_WHAT IS NEEDED_
Consider the data that follows and state how many lines contain the string "ngày", using the number alone.

_Recorded data_
※ ※ ※
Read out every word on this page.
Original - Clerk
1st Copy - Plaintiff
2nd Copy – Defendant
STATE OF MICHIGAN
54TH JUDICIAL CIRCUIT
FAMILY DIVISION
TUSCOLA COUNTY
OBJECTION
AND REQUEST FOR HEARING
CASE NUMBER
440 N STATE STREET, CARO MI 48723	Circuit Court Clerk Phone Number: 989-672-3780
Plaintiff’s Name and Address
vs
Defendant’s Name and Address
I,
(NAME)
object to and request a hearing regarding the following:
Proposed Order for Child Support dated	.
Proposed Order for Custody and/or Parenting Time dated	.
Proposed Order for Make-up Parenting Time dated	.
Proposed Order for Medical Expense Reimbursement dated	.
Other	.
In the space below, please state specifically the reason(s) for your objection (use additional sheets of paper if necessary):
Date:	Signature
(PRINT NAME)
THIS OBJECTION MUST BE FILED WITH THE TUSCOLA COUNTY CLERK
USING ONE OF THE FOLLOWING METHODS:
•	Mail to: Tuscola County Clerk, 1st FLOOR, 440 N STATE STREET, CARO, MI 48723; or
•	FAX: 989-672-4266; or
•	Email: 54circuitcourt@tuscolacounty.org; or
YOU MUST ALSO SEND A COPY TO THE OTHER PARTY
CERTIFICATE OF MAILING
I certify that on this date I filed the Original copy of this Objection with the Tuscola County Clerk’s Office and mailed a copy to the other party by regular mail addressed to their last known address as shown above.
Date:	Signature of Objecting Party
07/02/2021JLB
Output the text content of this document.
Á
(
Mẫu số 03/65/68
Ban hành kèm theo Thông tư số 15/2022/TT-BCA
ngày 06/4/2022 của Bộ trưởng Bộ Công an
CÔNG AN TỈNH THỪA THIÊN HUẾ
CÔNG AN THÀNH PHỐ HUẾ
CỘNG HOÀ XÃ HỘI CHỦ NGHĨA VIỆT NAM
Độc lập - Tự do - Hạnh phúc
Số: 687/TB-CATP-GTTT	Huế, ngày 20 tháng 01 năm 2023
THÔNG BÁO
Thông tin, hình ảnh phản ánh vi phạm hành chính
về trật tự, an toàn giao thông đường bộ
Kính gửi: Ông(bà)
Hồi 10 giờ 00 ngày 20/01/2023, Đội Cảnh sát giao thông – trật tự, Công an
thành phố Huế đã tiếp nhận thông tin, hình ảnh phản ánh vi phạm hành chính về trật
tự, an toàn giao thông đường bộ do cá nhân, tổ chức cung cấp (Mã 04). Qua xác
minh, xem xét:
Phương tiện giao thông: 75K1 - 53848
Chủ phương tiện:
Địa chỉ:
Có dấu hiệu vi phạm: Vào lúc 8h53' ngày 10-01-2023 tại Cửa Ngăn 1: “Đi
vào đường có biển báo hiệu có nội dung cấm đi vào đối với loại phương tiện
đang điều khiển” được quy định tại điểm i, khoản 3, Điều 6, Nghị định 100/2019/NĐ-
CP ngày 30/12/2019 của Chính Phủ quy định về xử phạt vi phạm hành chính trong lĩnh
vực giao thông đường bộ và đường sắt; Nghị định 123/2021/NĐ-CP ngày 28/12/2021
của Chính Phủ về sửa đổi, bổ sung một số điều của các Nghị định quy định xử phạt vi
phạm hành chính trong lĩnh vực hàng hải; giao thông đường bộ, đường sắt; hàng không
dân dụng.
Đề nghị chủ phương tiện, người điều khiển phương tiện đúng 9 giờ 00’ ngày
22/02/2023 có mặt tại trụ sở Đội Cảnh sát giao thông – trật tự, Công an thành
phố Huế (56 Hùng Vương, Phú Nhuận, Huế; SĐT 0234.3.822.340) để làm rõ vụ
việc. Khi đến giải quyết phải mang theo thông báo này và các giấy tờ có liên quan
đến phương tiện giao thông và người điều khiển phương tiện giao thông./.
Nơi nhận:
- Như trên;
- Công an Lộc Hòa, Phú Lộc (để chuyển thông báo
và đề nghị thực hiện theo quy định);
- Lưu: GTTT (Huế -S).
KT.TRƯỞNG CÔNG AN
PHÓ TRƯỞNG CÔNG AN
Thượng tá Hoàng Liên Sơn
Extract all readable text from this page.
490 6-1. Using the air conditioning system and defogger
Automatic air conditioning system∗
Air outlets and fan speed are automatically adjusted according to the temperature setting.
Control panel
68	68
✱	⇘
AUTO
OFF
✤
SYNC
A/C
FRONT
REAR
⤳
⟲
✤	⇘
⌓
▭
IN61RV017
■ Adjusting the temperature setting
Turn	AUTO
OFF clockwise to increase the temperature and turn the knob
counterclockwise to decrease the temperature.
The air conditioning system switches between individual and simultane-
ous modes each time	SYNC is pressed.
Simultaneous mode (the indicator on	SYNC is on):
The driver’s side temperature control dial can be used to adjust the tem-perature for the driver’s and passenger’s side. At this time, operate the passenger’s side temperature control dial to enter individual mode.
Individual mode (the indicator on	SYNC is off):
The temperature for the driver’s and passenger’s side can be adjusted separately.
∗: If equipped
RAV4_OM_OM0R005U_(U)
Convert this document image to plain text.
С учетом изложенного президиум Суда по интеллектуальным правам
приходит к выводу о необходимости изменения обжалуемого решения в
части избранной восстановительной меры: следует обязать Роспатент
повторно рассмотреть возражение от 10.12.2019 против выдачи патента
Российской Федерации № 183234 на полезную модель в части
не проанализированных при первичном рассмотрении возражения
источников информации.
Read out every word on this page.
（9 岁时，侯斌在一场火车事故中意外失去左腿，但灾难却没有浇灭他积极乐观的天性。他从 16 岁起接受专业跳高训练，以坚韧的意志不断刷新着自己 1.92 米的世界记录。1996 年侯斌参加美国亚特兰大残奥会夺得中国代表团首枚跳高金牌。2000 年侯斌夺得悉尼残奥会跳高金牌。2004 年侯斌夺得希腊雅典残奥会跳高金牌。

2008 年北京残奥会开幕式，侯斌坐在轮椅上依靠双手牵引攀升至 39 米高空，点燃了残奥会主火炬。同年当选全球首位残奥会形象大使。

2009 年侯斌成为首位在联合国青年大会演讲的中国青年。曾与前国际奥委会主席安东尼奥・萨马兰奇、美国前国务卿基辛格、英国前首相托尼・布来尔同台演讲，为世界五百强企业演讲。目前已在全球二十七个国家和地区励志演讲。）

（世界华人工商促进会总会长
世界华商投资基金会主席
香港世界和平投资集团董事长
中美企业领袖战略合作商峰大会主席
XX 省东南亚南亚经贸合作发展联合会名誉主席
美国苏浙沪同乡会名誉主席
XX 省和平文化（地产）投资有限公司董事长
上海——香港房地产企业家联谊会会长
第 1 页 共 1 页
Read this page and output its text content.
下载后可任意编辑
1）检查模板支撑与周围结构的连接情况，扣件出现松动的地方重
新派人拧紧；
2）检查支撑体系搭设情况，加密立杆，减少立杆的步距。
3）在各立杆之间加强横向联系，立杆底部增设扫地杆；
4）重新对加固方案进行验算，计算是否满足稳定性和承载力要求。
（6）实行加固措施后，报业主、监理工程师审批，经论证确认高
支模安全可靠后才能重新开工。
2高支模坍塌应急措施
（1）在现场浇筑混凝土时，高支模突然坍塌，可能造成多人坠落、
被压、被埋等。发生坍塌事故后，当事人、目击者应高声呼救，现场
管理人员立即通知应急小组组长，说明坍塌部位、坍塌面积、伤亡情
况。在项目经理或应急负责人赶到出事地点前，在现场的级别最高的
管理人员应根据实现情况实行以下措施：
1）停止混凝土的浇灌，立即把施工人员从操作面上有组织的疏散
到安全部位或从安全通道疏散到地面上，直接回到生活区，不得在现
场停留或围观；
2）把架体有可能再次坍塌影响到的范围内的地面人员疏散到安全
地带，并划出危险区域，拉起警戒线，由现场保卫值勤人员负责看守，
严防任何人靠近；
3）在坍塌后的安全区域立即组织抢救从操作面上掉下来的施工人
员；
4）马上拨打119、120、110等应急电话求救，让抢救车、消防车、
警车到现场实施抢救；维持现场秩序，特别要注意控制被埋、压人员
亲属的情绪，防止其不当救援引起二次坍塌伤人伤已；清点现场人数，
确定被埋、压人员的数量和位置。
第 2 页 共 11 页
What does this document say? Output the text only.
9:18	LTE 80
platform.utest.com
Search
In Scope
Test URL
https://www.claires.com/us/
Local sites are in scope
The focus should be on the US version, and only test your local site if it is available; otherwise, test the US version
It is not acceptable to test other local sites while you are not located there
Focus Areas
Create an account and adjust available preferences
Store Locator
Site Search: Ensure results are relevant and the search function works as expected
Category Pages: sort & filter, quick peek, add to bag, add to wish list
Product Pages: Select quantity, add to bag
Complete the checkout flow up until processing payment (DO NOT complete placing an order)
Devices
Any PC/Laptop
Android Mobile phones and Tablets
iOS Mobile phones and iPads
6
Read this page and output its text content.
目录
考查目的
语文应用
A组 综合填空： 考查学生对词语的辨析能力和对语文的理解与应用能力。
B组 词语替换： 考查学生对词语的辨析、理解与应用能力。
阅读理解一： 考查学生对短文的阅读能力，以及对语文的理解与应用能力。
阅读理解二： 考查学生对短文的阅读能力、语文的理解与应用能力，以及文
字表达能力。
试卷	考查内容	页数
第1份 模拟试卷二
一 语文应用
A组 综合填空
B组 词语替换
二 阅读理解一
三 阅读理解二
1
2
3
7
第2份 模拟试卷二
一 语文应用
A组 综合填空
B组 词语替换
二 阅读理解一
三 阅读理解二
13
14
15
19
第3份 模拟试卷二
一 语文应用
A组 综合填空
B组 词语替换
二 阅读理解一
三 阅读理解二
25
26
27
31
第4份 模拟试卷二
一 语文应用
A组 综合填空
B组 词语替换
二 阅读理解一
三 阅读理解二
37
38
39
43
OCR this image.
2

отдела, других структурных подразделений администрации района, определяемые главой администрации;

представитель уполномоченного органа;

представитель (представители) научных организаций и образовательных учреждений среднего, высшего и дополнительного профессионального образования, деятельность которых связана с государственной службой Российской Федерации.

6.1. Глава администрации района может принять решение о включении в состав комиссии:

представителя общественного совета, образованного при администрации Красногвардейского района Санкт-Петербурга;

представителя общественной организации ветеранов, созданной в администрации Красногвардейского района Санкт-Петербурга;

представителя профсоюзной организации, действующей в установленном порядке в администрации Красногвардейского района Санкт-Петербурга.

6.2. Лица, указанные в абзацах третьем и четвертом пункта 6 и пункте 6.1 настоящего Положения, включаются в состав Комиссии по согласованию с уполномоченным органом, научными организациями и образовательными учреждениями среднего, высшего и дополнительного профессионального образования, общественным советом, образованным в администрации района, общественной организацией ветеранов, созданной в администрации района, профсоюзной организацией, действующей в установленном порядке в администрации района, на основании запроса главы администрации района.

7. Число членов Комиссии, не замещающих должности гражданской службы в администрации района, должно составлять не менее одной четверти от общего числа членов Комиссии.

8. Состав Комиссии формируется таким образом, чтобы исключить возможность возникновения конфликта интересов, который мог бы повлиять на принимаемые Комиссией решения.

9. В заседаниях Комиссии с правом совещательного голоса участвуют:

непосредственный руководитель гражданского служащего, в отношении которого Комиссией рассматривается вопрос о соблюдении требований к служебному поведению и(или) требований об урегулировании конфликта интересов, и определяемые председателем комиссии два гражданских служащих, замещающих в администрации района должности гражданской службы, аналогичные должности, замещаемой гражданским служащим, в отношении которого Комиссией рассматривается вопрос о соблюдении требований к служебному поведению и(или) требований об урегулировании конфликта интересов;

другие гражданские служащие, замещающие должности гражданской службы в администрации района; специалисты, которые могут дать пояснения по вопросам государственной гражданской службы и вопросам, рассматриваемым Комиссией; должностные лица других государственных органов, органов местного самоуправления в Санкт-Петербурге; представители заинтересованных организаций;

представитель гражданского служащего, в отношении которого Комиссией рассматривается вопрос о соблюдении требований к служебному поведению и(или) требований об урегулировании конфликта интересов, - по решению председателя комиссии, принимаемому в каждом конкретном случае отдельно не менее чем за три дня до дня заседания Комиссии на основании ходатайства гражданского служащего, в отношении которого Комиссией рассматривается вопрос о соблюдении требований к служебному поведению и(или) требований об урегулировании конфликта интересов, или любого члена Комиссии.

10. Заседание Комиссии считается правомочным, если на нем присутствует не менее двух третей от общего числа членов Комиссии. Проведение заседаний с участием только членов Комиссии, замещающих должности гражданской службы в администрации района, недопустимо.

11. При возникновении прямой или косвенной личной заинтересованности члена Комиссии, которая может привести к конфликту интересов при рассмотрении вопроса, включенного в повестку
※ ※ ※
_EXERCISE OUTPUT_
7